● What you have to do:
Pull out every line of the listing below where "content" appears.

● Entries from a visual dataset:
——————

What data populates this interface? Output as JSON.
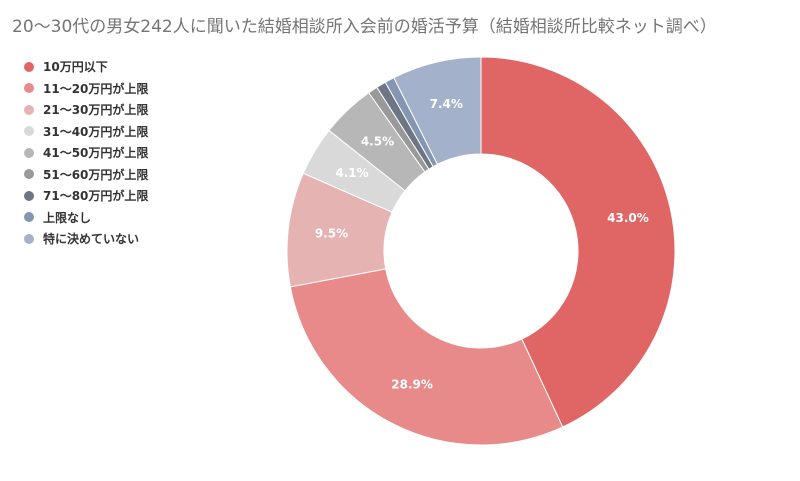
{
  "chart_data": {
    "type": "pie",
    "title": "20〜30代の男女242人に聞いた結婚相談所入会前の婚活予算（結婚相談所比較ネット調べ）",
    "legend_position": "left",
    "donut": true,
    "slices": [
      {
        "name": "10万円以下",
        "value": 43.0,
        "label": "43.0%",
        "color": "#e06666"
      },
      {
        "name": "11〜20万円が上限",
        "value": 28.9,
        "label": "28.9%",
        "color": "#e88a8a"
      },
      {
        "name": "21〜30万円が上限",
        "value": 9.5,
        "label": "9.5%",
        "color": "#e6b3b3"
      },
      {
        "name": "31〜40万円が上限",
        "value": 4.1,
        "label": "4.1%",
        "color": "#d9d9d9"
      },
      {
        "name": "41〜50万円が上限",
        "value": 4.5,
        "label": "4.5%",
        "color": "#b7b7b7"
      },
      {
        "name": "51〜60万円が上限",
        "value": 0.8,
        "label": "",
        "color": "#999999"
      },
      {
        "name": "71〜80万円が上限",
        "value": 0.8,
        "label": "",
        "color": "#6e7585"
      },
      {
        "name": "上限なし",
        "value": 0.8,
        "label": "",
        "color": "#8596b3"
      },
      {
        "name": "特に決めていない",
        "value": 7.4,
        "label": "7.4%",
        "color": "#a3b1cb"
      }
    ]
  }
}
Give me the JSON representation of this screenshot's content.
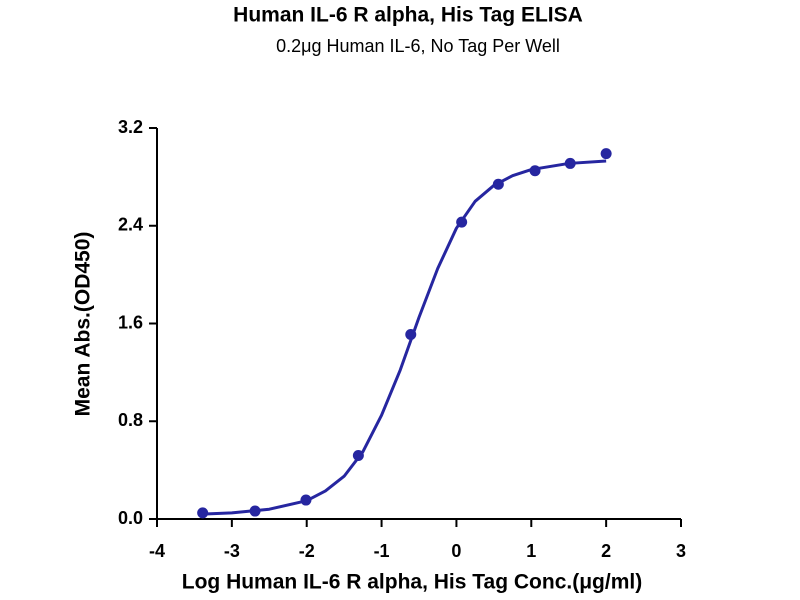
{
  "chart_data": {
    "type": "scatter",
    "title": "Human IL-6 R alpha, His Tag ELISA",
    "subtitle": "0.2μg Human IL-6, No Tag Per Well",
    "x_label": "Log Human IL-6 R alpha, His Tag Conc.(μg/ml)",
    "y_label": "Mean Abs.(OD450)",
    "xlim": [
      -4,
      3
    ],
    "xticks": [
      -4,
      -3,
      -2,
      -1,
      0,
      1,
      2,
      3
    ],
    "ylim": [
      0,
      3.2
    ],
    "yticks": [
      {
        "value": 0,
        "label": "0.0"
      },
      0.8,
      1.6,
      2.4,
      3.2
    ],
    "grid": false,
    "series": [
      {
        "type": "line",
        "color": "#2626a0",
        "x": [
          -3.4,
          -3,
          -2.5,
          -2,
          -1.75,
          -1.5,
          -1.25,
          -1,
          -0.75,
          -0.5,
          -0.25,
          0,
          0.25,
          0.5,
          0.75,
          1,
          1.5,
          2
        ],
        "values": [
          0.04,
          0.05,
          0.08,
          0.15,
          0.23,
          0.35,
          0.55,
          0.85,
          1.22,
          1.65,
          2.05,
          2.38,
          2.6,
          2.73,
          2.81,
          2.86,
          2.91,
          2.93
        ]
      },
      {
        "type": "scatter",
        "color": "#2626a0",
        "x": [
          -3.39,
          -2.69,
          -2.01,
          -1.31,
          -0.61,
          0.07,
          0.56,
          1.05,
          1.52,
          2.0
        ],
        "values": [
          0.05,
          0.065,
          0.155,
          0.52,
          1.51,
          2.43,
          2.74,
          2.85,
          2.91,
          2.99
        ]
      }
    ]
  }
}
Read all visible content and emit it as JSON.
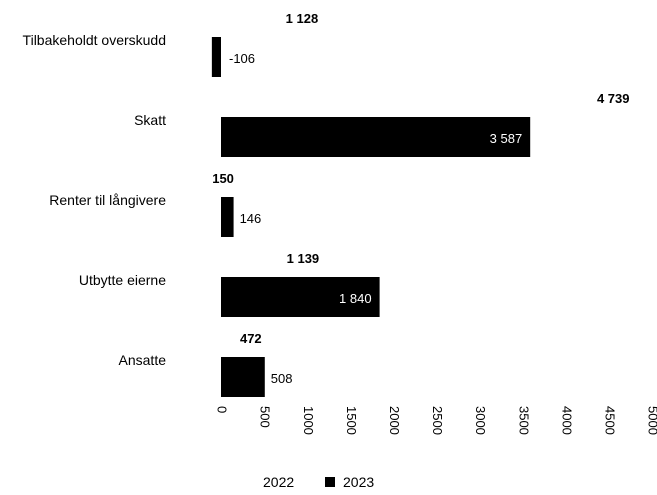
{
  "chart_data": {
    "type": "bar",
    "orientation": "horizontal",
    "categories": [
      "Tilbakeholdt overskudd",
      "Skatt",
      "Renter til långivere",
      "Utbytte eierne",
      "Ansatte"
    ],
    "series": [
      {
        "name": "2022",
        "values": [
          1128,
          4739,
          150,
          1139,
          472
        ],
        "color": "#ffffff",
        "labels": [
          "1 128",
          "4 739",
          "150",
          "1 139",
          "472"
        ]
      },
      {
        "name": "2023",
        "values": [
          -106,
          3587,
          146,
          1840,
          508
        ],
        "color": "#000000",
        "labels": [
          "-106",
          "3 587",
          "146",
          "1 840",
          "508"
        ]
      }
    ],
    "xlim": [
      0,
      5000
    ],
    "xticks": [
      0,
      500,
      1000,
      1500,
      2000,
      2500,
      3000,
      3500,
      4000,
      4500,
      5000
    ],
    "xtick_labels": [
      "0",
      "500",
      "1000",
      "1500",
      "2000",
      "2500",
      "3000",
      "3500",
      "4000",
      "4500",
      "5000"
    ],
    "title": "",
    "xlabel": "",
    "ylabel": "",
    "grid": false,
    "legend": "bottom-center"
  }
}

——————

● Correct response:
Give me the JSON representation of this screenshot's content.
Read all visible content and emit it as JSON.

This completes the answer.